**Written exercise**
Your copy of the material below should match it exactly, except that it holds no pictures.
Start of Dataset
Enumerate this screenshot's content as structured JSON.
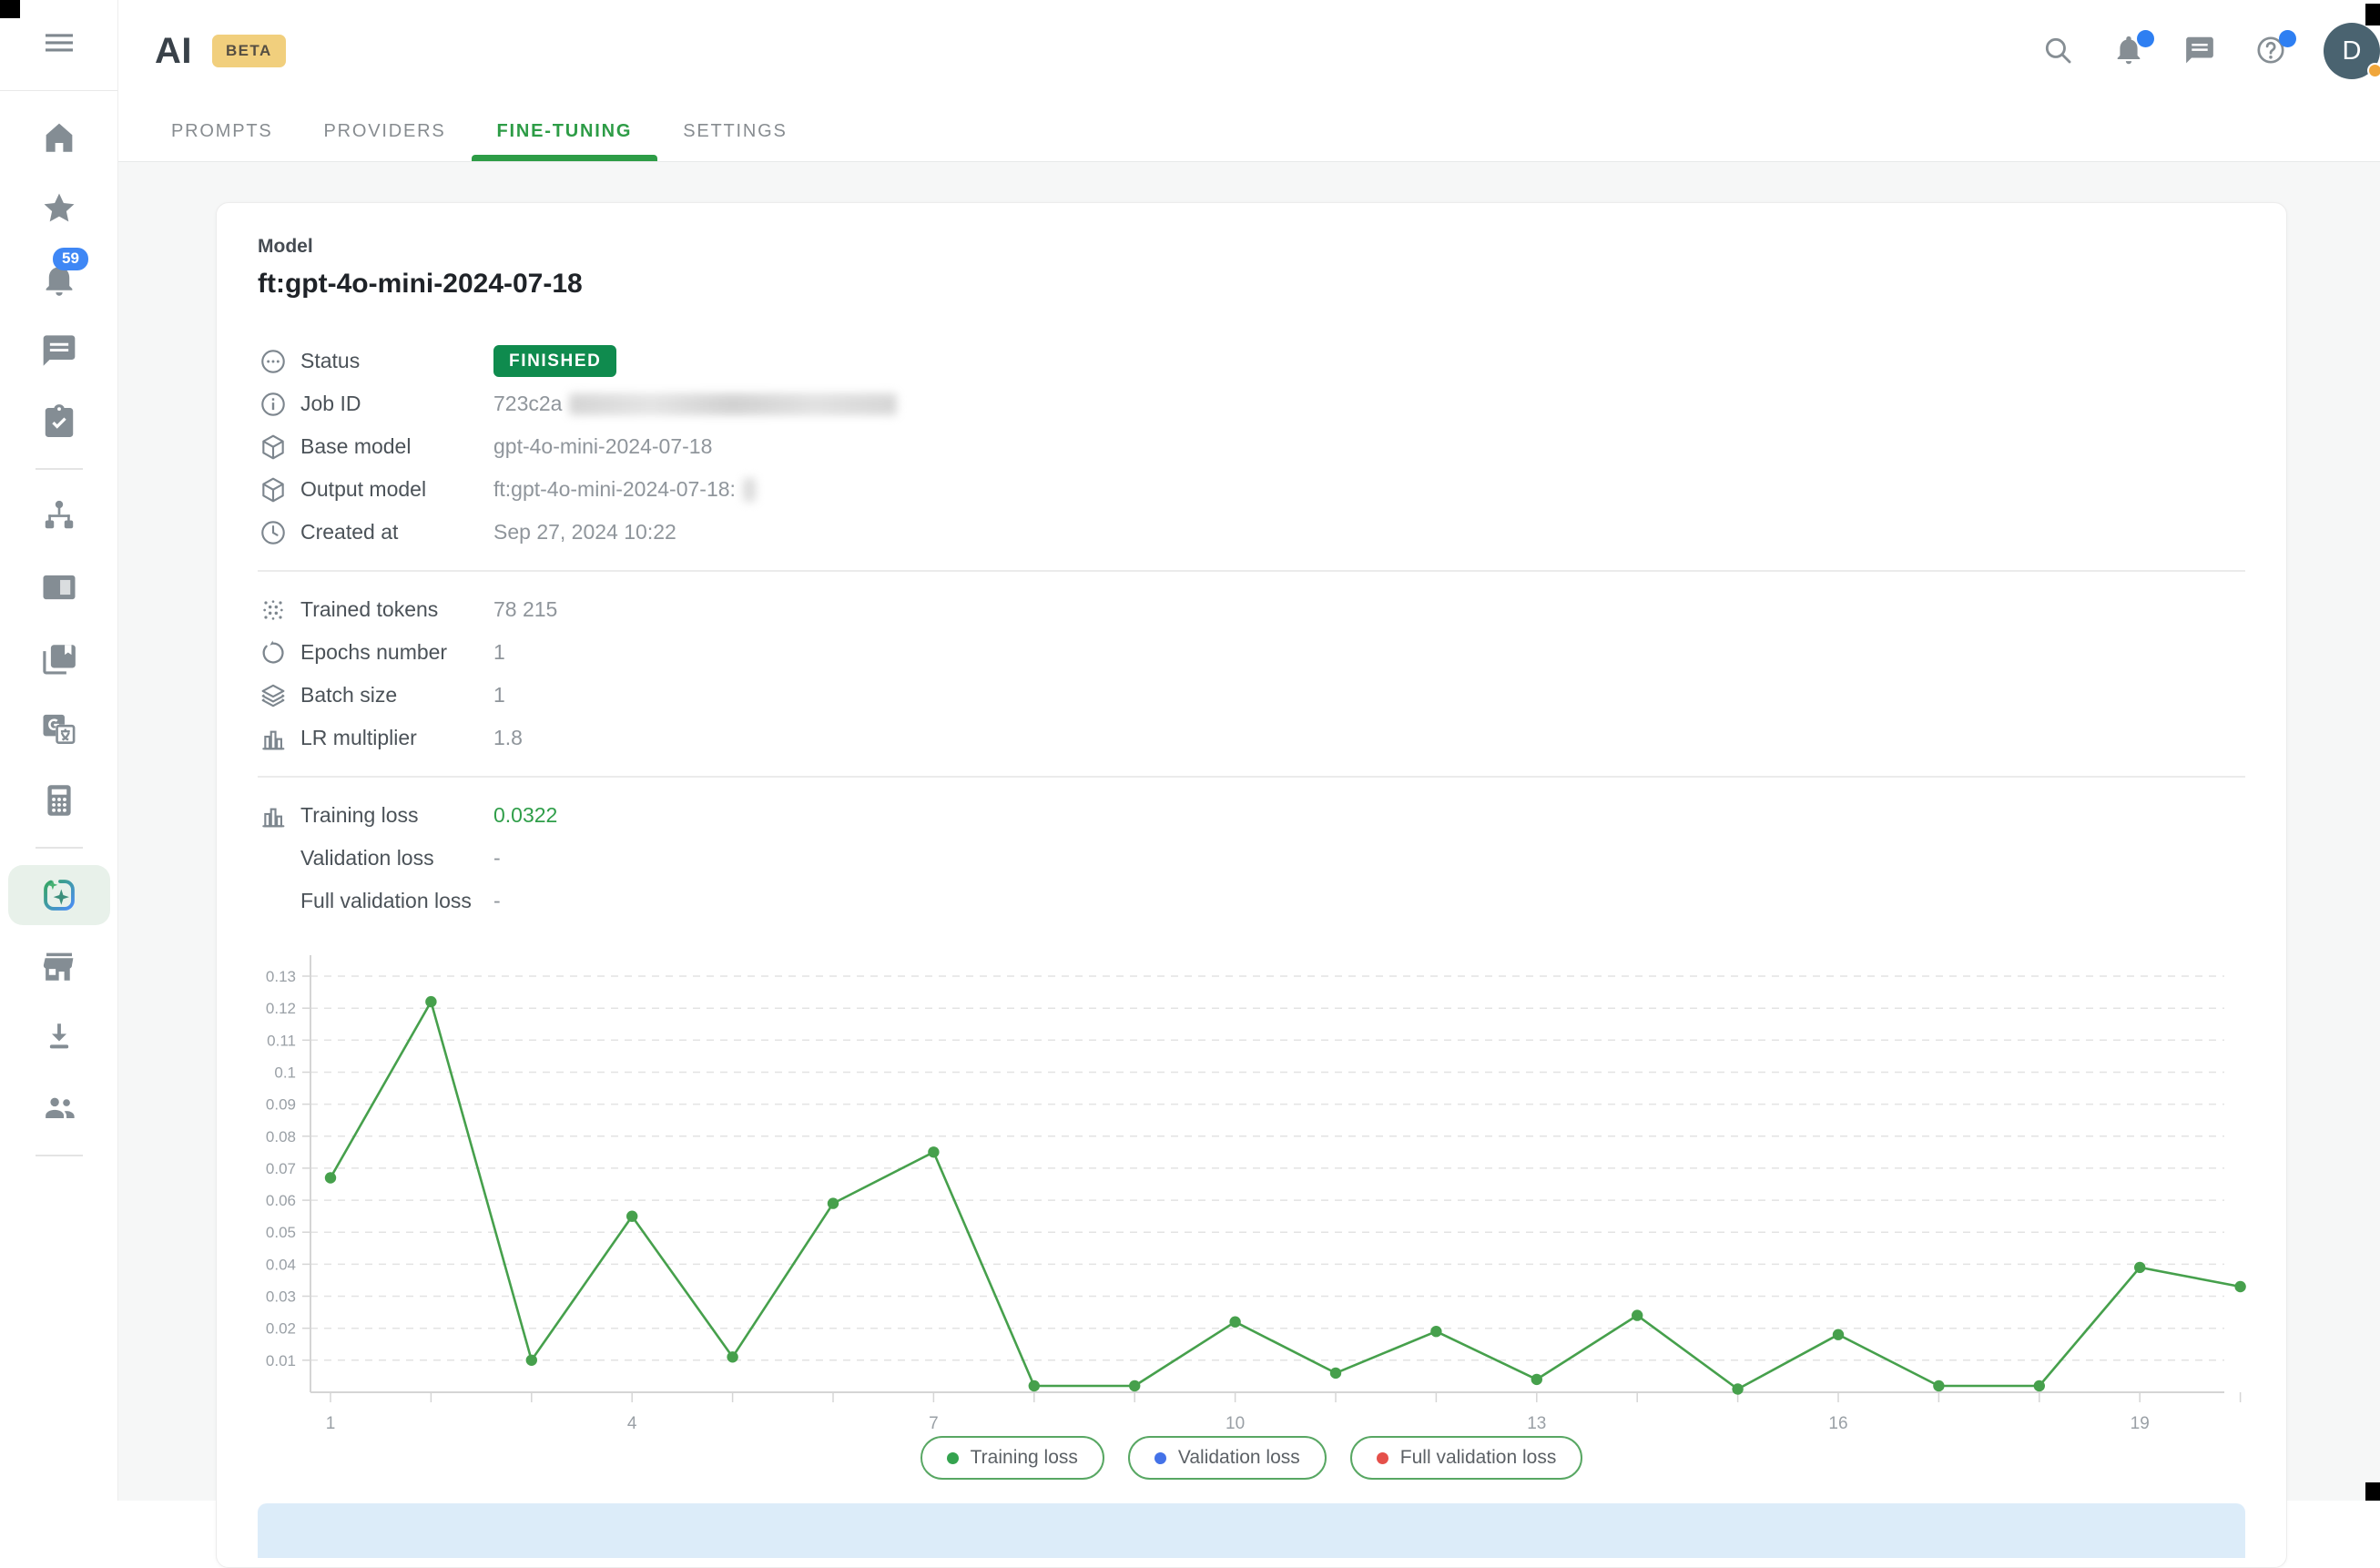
{
  "header": {
    "logo": "AI",
    "beta_badge": "BETA",
    "tabs": [
      {
        "label": "PROMPTS",
        "active": false
      },
      {
        "label": "PROVIDERS",
        "active": false
      },
      {
        "label": "FINE-TUNING",
        "active": true
      },
      {
        "label": "SETTINGS",
        "active": false
      }
    ],
    "actions": [
      {
        "name": "search-button",
        "icon": "search-icon",
        "dot": false
      },
      {
        "name": "notifications-button",
        "icon": "bell-icon",
        "dot": true
      },
      {
        "name": "messages-button",
        "icon": "chat-icon",
        "dot": false
      },
      {
        "name": "help-button",
        "icon": "help-icon",
        "dot": true
      }
    ],
    "avatar": {
      "initial": "D",
      "status_dot": true
    }
  },
  "sidebar": {
    "items": [
      {
        "name": "home",
        "icon": "home-icon"
      },
      {
        "name": "favorites",
        "icon": "star-icon"
      },
      {
        "name": "notifications",
        "icon": "bell-icon",
        "badge": "59"
      },
      {
        "name": "messages",
        "icon": "chat-icon"
      },
      {
        "name": "tasks",
        "icon": "task-icon"
      },
      {
        "type": "divider"
      },
      {
        "name": "workflows",
        "icon": "tree-icon"
      },
      {
        "name": "panels",
        "icon": "panel-icon"
      },
      {
        "name": "library",
        "icon": "library-icon"
      },
      {
        "name": "translate",
        "icon": "translate-icon"
      },
      {
        "name": "calculator",
        "icon": "calculator-icon"
      },
      {
        "type": "divider"
      },
      {
        "name": "ai",
        "icon": "ai-sparkle-icon",
        "active": true
      },
      {
        "name": "store",
        "icon": "store-icon"
      },
      {
        "name": "downloads",
        "icon": "download-icon"
      },
      {
        "name": "users",
        "icon": "people-icon"
      },
      {
        "type": "divider"
      }
    ]
  },
  "model_card": {
    "section_label": "Model",
    "title": "ft:gpt-4o-mini-2024-07-18",
    "info_rows": [
      {
        "icon": "status-icon",
        "label": "Status",
        "value": "FINISHED",
        "badge": true
      },
      {
        "icon": "info-icon",
        "label": "Job ID",
        "value": "723c2a",
        "redacted": "wide"
      },
      {
        "icon": "cube-icon",
        "label": "Base model",
        "value": "gpt-4o-mini-2024-07-18"
      },
      {
        "icon": "cube-icon",
        "label": "Output model",
        "value": "ft:gpt-4o-mini-2024-07-18:",
        "redacted": "small"
      },
      {
        "icon": "clock-icon",
        "label": "Created at",
        "value": "Sep 27, 2024 10:22"
      }
    ],
    "param_rows": [
      {
        "icon": "tokens-icon",
        "label": "Trained tokens",
        "value": "78 215"
      },
      {
        "icon": "epochs-icon",
        "label": "Epochs number",
        "value": "1"
      },
      {
        "icon": "layers-icon",
        "label": "Batch size",
        "value": "1"
      },
      {
        "icon": "barchart-icon",
        "label": "LR multiplier",
        "value": "1.8"
      }
    ],
    "loss_rows": [
      {
        "icon": "barchart-icon",
        "label": "Training loss",
        "value": "0.0322",
        "highlight": true
      },
      {
        "label": "Validation loss",
        "value": "-"
      },
      {
        "label": "Full validation loss",
        "value": "-"
      }
    ]
  },
  "chart_data": {
    "type": "line",
    "title": "",
    "xlabel": "",
    "ylabel": "",
    "x": [
      1,
      2,
      3,
      4,
      5,
      6,
      7,
      8,
      9,
      10,
      11,
      12,
      13,
      14,
      15,
      16,
      17,
      18,
      19,
      20
    ],
    "series": [
      {
        "name": "Training loss",
        "color": "#46a04c",
        "values": [
          0.067,
          0.122,
          0.01,
          0.055,
          0.011,
          0.059,
          0.075,
          0.002,
          0.002,
          0.022,
          0.006,
          0.019,
          0.004,
          0.024,
          0.001,
          0.018,
          0.002,
          0.002,
          0.039,
          0.033
        ]
      },
      {
        "name": "Validation loss",
        "color": "#4472e8",
        "values": []
      },
      {
        "name": "Full validation loss",
        "color": "#e5504a",
        "values": []
      }
    ],
    "ylim": [
      0,
      0.134
    ],
    "yticks": [
      0.01,
      0.02,
      0.03,
      0.04,
      0.05,
      0.06,
      0.07,
      0.08,
      0.09,
      0.1,
      0.11,
      0.12,
      0.13
    ],
    "xticks_labeled": [
      1,
      4,
      7,
      10,
      13,
      16,
      19
    ],
    "grid": "dashed-horizontal",
    "legend_position": "bottom"
  },
  "legend": [
    {
      "label": "Training loss",
      "color": "#34a34f"
    },
    {
      "label": "Validation loss",
      "color": "#4472e8"
    },
    {
      "label": "Full validation loss",
      "color": "#e5504a"
    }
  ],
  "colors": {
    "accent_green": "#2d9c46",
    "badge_green": "#0f8b4e",
    "chart_line_green": "#46a04c",
    "notification_blue": "#2e7ff2",
    "avatar_orange": "#f0a63b",
    "beta_bg": "#f1cf7d",
    "content_bg": "#f6f7f7",
    "highlight_bar_blue": "#dcecf9"
  }
}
End of Dataset
**Complete response**
Enumerate this screenshot's content as structured JSON.
{
  "header": {
    "logo": "AI",
    "beta_badge": "BETA",
    "tabs": [
      {
        "label": "PROMPTS",
        "active": false
      },
      {
        "label": "PROVIDERS",
        "active": false
      },
      {
        "label": "FINE-TUNING",
        "active": true
      },
      {
        "label": "SETTINGS",
        "active": false
      }
    ],
    "actions": [
      {
        "name": "search-button",
        "icon": "search-icon",
        "dot": false
      },
      {
        "name": "notifications-button",
        "icon": "bell-icon",
        "dot": true
      },
      {
        "name": "messages-button",
        "icon": "chat-icon",
        "dot": false
      },
      {
        "name": "help-button",
        "icon": "help-icon",
        "dot": true
      }
    ],
    "avatar": {
      "initial": "D",
      "status_dot": true
    }
  },
  "sidebar": {
    "items": [
      {
        "name": "home",
        "icon": "home-icon"
      },
      {
        "name": "favorites",
        "icon": "star-icon"
      },
      {
        "name": "notifications",
        "icon": "bell-icon",
        "badge": "59"
      },
      {
        "name": "messages",
        "icon": "chat-icon"
      },
      {
        "name": "tasks",
        "icon": "task-icon"
      },
      {
        "type": "divider"
      },
      {
        "name": "workflows",
        "icon": "tree-icon"
      },
      {
        "name": "panels",
        "icon": "panel-icon"
      },
      {
        "name": "library",
        "icon": "library-icon"
      },
      {
        "name": "translate",
        "icon": "translate-icon"
      },
      {
        "name": "calculator",
        "icon": "calculator-icon"
      },
      {
        "type": "divider"
      },
      {
        "name": "ai",
        "icon": "ai-sparkle-icon",
        "active": true
      },
      {
        "name": "store",
        "icon": "store-icon"
      },
      {
        "name": "downloads",
        "icon": "download-icon"
      },
      {
        "name": "users",
        "icon": "people-icon"
      },
      {
        "type": "divider"
      }
    ]
  },
  "model_card": {
    "section_label": "Model",
    "title": "ft:gpt-4o-mini-2024-07-18",
    "info_rows": [
      {
        "icon": "status-icon",
        "label": "Status",
        "value": "FINISHED",
        "badge": true
      },
      {
        "icon": "info-icon",
        "label": "Job ID",
        "value": "723c2a",
        "redacted": "wide"
      },
      {
        "icon": "cube-icon",
        "label": "Base model",
        "value": "gpt-4o-mini-2024-07-18"
      },
      {
        "icon": "cube-icon",
        "label": "Output model",
        "value": "ft:gpt-4o-mini-2024-07-18:",
        "redacted": "small"
      },
      {
        "icon": "clock-icon",
        "label": "Created at",
        "value": "Sep 27, 2024 10:22"
      }
    ],
    "param_rows": [
      {
        "icon": "tokens-icon",
        "label": "Trained tokens",
        "value": "78 215"
      },
      {
        "icon": "epochs-icon",
        "label": "Epochs number",
        "value": "1"
      },
      {
        "icon": "layers-icon",
        "label": "Batch size",
        "value": "1"
      },
      {
        "icon": "barchart-icon",
        "label": "LR multiplier",
        "value": "1.8"
      }
    ],
    "loss_rows": [
      {
        "icon": "barchart-icon",
        "label": "Training loss",
        "value": "0.0322",
        "highlight": true
      },
      {
        "label": "Validation loss",
        "value": "-"
      },
      {
        "label": "Full validation loss",
        "value": "-"
      }
    ]
  },
  "chart_data": {
    "type": "line",
    "title": "",
    "xlabel": "",
    "ylabel": "",
    "x": [
      1,
      2,
      3,
      4,
      5,
      6,
      7,
      8,
      9,
      10,
      11,
      12,
      13,
      14,
      15,
      16,
      17,
      18,
      19,
      20
    ],
    "series": [
      {
        "name": "Training loss",
        "color": "#46a04c",
        "values": [
          0.067,
          0.122,
          0.01,
          0.055,
          0.011,
          0.059,
          0.075,
          0.002,
          0.002,
          0.022,
          0.006,
          0.019,
          0.004,
          0.024,
          0.001,
          0.018,
          0.002,
          0.002,
          0.039,
          0.033
        ]
      },
      {
        "name": "Validation loss",
        "color": "#4472e8",
        "values": []
      },
      {
        "name": "Full validation loss",
        "color": "#e5504a",
        "values": []
      }
    ],
    "ylim": [
      0,
      0.134
    ],
    "yticks": [
      0.01,
      0.02,
      0.03,
      0.04,
      0.05,
      0.06,
      0.07,
      0.08,
      0.09,
      0.1,
      0.11,
      0.12,
      0.13
    ],
    "xticks_labeled": [
      1,
      4,
      7,
      10,
      13,
      16,
      19
    ],
    "grid": "dashed-horizontal",
    "legend_position": "bottom"
  },
  "legend": [
    {
      "label": "Training loss",
      "color": "#34a34f"
    },
    {
      "label": "Validation loss",
      "color": "#4472e8"
    },
    {
      "label": "Full validation loss",
      "color": "#e5504a"
    }
  ],
  "colors": {
    "accent_green": "#2d9c46",
    "badge_green": "#0f8b4e",
    "chart_line_green": "#46a04c",
    "notification_blue": "#2e7ff2",
    "avatar_orange": "#f0a63b",
    "beta_bg": "#f1cf7d",
    "content_bg": "#f6f7f7",
    "highlight_bar_blue": "#dcecf9"
  }
}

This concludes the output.